[TASK INSTRUCTIONS]
Please write out the complete listing that follows, exactly as it reads.

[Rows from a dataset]

────

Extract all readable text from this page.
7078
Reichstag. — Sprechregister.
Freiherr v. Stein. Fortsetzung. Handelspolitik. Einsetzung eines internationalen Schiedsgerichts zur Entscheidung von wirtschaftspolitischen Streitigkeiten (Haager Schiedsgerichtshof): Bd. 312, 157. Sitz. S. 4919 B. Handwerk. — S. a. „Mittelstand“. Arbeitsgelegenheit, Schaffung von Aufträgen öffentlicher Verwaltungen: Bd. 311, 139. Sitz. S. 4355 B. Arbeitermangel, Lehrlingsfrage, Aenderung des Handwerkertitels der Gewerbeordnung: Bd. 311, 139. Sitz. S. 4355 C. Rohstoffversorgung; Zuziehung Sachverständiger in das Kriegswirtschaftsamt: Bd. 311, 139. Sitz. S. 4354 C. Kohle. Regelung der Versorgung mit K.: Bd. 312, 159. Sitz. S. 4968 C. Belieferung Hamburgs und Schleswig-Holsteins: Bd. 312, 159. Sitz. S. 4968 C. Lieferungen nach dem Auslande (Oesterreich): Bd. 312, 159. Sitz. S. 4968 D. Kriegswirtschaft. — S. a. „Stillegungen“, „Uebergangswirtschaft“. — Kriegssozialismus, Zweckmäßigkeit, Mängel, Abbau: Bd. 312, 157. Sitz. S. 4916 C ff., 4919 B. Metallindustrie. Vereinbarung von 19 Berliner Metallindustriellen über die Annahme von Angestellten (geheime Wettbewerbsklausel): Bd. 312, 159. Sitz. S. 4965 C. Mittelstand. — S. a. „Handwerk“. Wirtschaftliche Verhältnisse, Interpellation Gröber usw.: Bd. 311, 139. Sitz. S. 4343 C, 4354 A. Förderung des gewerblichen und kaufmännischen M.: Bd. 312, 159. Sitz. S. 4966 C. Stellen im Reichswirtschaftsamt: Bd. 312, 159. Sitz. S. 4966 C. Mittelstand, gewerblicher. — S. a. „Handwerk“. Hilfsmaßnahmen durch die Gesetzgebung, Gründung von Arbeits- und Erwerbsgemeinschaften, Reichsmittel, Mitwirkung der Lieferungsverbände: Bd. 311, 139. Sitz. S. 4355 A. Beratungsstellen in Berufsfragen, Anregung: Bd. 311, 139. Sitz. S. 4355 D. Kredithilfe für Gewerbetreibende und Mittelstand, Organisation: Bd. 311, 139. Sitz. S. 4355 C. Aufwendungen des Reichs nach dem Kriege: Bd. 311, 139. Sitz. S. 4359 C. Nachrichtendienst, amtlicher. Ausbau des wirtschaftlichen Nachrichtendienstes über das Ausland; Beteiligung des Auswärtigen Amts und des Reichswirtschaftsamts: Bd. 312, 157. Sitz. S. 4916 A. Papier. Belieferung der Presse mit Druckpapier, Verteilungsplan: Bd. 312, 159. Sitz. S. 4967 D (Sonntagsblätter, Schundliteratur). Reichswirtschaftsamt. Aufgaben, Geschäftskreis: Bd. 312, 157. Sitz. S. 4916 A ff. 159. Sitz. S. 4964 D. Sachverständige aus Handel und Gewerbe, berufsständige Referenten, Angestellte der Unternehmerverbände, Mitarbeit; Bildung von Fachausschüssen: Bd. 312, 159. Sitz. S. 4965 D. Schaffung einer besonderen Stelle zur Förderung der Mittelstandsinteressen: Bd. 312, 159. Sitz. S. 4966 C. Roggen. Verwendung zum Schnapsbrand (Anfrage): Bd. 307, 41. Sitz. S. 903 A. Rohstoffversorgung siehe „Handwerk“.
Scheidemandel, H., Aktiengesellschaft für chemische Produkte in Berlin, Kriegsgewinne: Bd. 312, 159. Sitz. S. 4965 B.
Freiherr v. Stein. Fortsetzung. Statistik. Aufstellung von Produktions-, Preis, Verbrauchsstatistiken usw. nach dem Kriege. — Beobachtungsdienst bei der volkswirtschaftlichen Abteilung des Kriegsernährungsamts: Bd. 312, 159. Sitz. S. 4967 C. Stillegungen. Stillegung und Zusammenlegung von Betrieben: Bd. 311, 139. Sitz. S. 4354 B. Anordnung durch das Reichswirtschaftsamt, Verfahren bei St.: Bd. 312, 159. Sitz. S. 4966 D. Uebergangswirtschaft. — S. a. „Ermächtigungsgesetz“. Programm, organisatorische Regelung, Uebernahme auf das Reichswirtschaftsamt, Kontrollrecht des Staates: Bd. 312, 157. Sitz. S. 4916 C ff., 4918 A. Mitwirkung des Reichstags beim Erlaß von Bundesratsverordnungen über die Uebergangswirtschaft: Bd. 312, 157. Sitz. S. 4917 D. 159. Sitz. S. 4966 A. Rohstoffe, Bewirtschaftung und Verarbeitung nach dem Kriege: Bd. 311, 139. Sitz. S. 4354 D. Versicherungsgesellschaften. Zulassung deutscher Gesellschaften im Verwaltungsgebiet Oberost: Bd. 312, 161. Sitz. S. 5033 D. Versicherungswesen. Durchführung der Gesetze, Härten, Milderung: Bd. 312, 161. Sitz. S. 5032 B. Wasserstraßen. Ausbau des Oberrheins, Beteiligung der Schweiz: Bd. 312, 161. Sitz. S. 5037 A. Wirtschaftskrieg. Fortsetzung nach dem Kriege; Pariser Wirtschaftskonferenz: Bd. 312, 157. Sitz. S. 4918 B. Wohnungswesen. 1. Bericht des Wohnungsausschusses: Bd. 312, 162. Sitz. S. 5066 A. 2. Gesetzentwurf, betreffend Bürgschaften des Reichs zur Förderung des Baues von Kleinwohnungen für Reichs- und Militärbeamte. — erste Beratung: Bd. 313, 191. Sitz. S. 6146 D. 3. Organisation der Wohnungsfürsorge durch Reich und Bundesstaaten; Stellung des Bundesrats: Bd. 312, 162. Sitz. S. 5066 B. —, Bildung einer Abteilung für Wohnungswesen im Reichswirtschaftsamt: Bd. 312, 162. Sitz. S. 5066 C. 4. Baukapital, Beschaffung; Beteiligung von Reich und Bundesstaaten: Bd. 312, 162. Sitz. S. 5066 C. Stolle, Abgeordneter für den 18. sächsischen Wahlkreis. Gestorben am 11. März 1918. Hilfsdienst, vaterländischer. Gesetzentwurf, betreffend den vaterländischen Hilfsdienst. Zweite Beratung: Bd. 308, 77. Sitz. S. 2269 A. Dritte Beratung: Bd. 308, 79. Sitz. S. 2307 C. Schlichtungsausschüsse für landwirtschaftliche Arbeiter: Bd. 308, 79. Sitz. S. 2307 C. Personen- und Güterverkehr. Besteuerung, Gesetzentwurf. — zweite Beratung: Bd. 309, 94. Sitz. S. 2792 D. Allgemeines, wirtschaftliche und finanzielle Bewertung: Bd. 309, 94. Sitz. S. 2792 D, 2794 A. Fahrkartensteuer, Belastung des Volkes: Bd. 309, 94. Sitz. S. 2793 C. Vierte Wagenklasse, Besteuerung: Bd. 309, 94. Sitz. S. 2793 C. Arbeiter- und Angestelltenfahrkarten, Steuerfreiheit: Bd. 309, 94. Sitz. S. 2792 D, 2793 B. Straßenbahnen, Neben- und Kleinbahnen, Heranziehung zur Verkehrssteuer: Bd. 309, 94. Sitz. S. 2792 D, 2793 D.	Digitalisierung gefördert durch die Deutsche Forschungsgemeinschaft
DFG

────

[THE RESPONSE]
Extract all readable text from this page.
7078
Reichstag. — Sprechregister.
Freiherr v. Stein. Fortsetzung. Handelspolitik. Einsetzung eines internationalen Schiedsgerichts zur Entscheidung von wirtschaftspolitischen Streitigkeiten (Haager Schiedsgerichtshof): Bd. 312, 157. Sitz. S. 4919 B. Handwerk. — S. a. „Mittelstand“. Arbeitsgelegenheit, Schaffung von Aufträgen öffentlicher Verwaltungen: Bd. 311, 139. Sitz. S. 4355 B. Arbeitermangel, Lehrlingsfrage, Aenderung des Handwerkertitels der Gewerbeordnung: Bd. 311, 139. Sitz. S. 4355 C. Rohstoffversorgung; Zuziehung Sachverständiger in das Kriegswirtschaftsamt: Bd. 311, 139. Sitz. S. 4354 C. Kohle. Regelung der Versorgung mit K.: Bd. 312, 159. Sitz. S. 4968 C. Belieferung Hamburgs und Schleswig-Holsteins: Bd. 312, 159. Sitz. S. 4968 C. Lieferungen nach dem Auslande (Oesterreich): Bd. 312, 159. Sitz. S. 4968 D. Kriegswirtschaft. — S. a. „Stillegungen“, „Uebergangswirtschaft“. — Kriegssozialismus, Zweckmäßigkeit, Mängel, Abbau: Bd. 312, 157. Sitz. S. 4916 C ff., 4919 B. Metallindustrie. Vereinbarung von 19 Berliner Metallindustriellen über die Annahme von Angestellten (geheime Wettbewerbsklausel): Bd. 312, 159. Sitz. S. 4965 C. Mittelstand. — S. a. „Handwerk“. Wirtschaftliche Verhältnisse, Interpellation Gröber usw.: Bd. 311, 139. Sitz. S. 4343 C, 4354 A. Förderung des gewerblichen und kaufmännischen M.: Bd. 312, 159. Sitz. S. 4966 C. Stellen im Reichswirtschaftsamt: Bd. 312, 159. Sitz. S. 4966 C. Mittelstand, gewerblicher. — S. a. „Handwerk“. Hilfsmaßnahmen durch die Gesetzgebung, Gründung von Arbeits- und Erwerbsgemeinschaften, Reichsmittel, Mitwirkung der Lieferungsverbände: Bd. 311, 139. Sitz. S. 4355 A. Beratungsstellen in Berufsfragen, Anregung: Bd. 311, 139. Sitz. S. 4355 D. Kredithilfe für Gewerbetreibende und Mittelstand, Organisation: Bd. 311, 139. Sitz. S. 4355 C. Aufwendungen des Reichs nach dem Kriege: Bd. 311, 139. Sitz. S. 4359 C. Nachrichtendienst, amtlicher. Ausbau des wirtschaftlichen Nachrichtendienstes über das Ausland; Beteiligung des Auswärtigen Amts und des Reichswirtschaftsamts: Bd. 312, 157. Sitz. S. 4916 A. Papier. Belieferung der Presse mit Druckpapier, Verteilungsplan: Bd. 312, 159. Sitz. S. 4967 D (Sonntagsblätter, Schundliteratur). Reichswirtschaftsamt. Aufgaben, Geschäftskreis: Bd. 312, 157. Sitz. S. 4916 A ff. 159. Sitz. S. 4964 D. Sachverständige aus Handel und Gewerbe, berufsständige Referenten, Angestellte der Unternehmerverbände, Mitarbeit; Bildung von Fachausschüssen: Bd. 312, 159. Sitz. S. 4965 D. Schaffung einer besonderen Stelle zur Förderung der Mittelstandsinteressen: Bd. 312, 159. Sitz. S. 4966 C. Roggen. Verwendung zum Schnapsbrand (Anfrage): Bd. 307, 41. Sitz. S. 903 A. Rohstoffversorgung siehe „Handwerk“.
Scheidemandel, H., Aktiengesellschaft für chemische Produkte in Berlin, Kriegsgewinne: Bd. 312, 159. Sitz. S. 4965 B.
Freiherr v. Stein. Fortsetzung. Statistik. Aufstellung von Produktions-, Preis, Verbrauchsstatistiken usw. nach dem Kriege. — Beobachtungsdienst bei der volkswirtschaftlichen Abteilung des Kriegsernährungsamts: Bd. 312, 159. Sitz. S. 4967 C. Stillegungen. Stillegung und Zusammenlegung von Betrieben: Bd. 311, 139. Sitz. S. 4354 B. Anordnung durch das Reichswirtschaftsamt, Verfahren bei St.: Bd. 312, 159. Sitz. S. 4966 D. Uebergangswirtschaft. — S. a. „Ermächtigungsgesetz“. Programm, organisatorische Regelung, Uebernahme auf das Reichswirtschaftsamt, Kontrollrecht des Staates: Bd. 312, 157. Sitz. S. 4916 C ff., 4918 A. Mitwirkung des Reichstags beim Erlaß von Bundesratsverordnungen über die Uebergangswirtschaft: Bd. 312, 157. Sitz. S. 4917 D. 159. Sitz. S. 4966 A. Rohstoffe, Bewirtschaftung und Verarbeitung nach dem Kriege: Bd. 311, 139. Sitz. S. 4354 D. Versicherungsgesellschaften. Zulassung deutscher Gesellschaften im Verwaltungsgebiet Oberost: Bd. 312, 161. Sitz. S. 5033 D. Versicherungswesen. Durchführung der Gesetze, Härten, Milderung: Bd. 312, 161. Sitz. S. 5032 B. Wasserstraßen. Ausbau des Oberrheins, Beteiligung der Schweiz: Bd. 312, 161. Sitz. S. 5037 A. Wirtschaftskrieg. Fortsetzung nach dem Kriege; Pariser Wirtschaftskonferenz: Bd. 312, 157. Sitz. S. 4918 B. Wohnungswesen. 1. Bericht des Wohnungsausschusses: Bd. 312, 162. Sitz. S. 5066 A. 2. Gesetzentwurf, betreffend Bürgschaften des Reichs zur Förderung des Baues von Kleinwohnungen für Reichs- und Militärbeamte. — erste Beratung: Bd. 313, 191. Sitz. S. 6146 D. 3. Organisation der Wohnungsfürsorge durch Reich und Bundesstaaten; Stellung des Bundesrats: Bd. 312, 162. Sitz. S. 5066 B. —, Bildung einer Abteilung für Wohnungswesen im Reichswirtschaftsamt: Bd. 312, 162. Sitz. S. 5066 C. 4. Baukapital, Beschaffung; Beteiligung von Reich und Bundesstaaten: Bd. 312, 162. Sitz. S. 5066 C. Stolle, Abgeordneter für den 18. sächsischen Wahlkreis. Gestorben am 11. März 1918. Hilfsdienst, vaterländischer. Gesetzentwurf, betreffend den vaterländischen Hilfsdienst. Zweite Beratung: Bd. 308, 77. Sitz. S. 2269 A. Dritte Beratung: Bd. 308, 79. Sitz. S. 2307 C. Schlichtungsausschüsse für landwirtschaftliche Arbeiter: Bd. 308, 79. Sitz. S. 2307 C. Personen- und Güterverkehr. Besteuerung, Gesetzentwurf. — zweite Beratung: Bd. 309, 94. Sitz. S. 2792 D. Allgemeines, wirtschaftliche und finanzielle Bewertung: Bd. 309, 94. Sitz. S. 2792 D, 2794 A. Fahrkartensteuer, Belastung des Volkes: Bd. 309, 94. Sitz. S. 2793 C. Vierte Wagenklasse, Besteuerung: Bd. 309, 94. Sitz. S. 2793 C. Arbeiter- und Angestelltenfahrkarten, Steuerfreiheit: Bd. 309, 94. Sitz. S. 2792 D, 2793 B. Straßenbahnen, Neben- und Kleinbahnen, Heranziehung zur Verkehrssteuer: Bd. 309, 94. Sitz. S. 2792 D, 2793 D.	Digitalisierung gefördert durch die Deutsche Forschungsgemeinschaft
DFG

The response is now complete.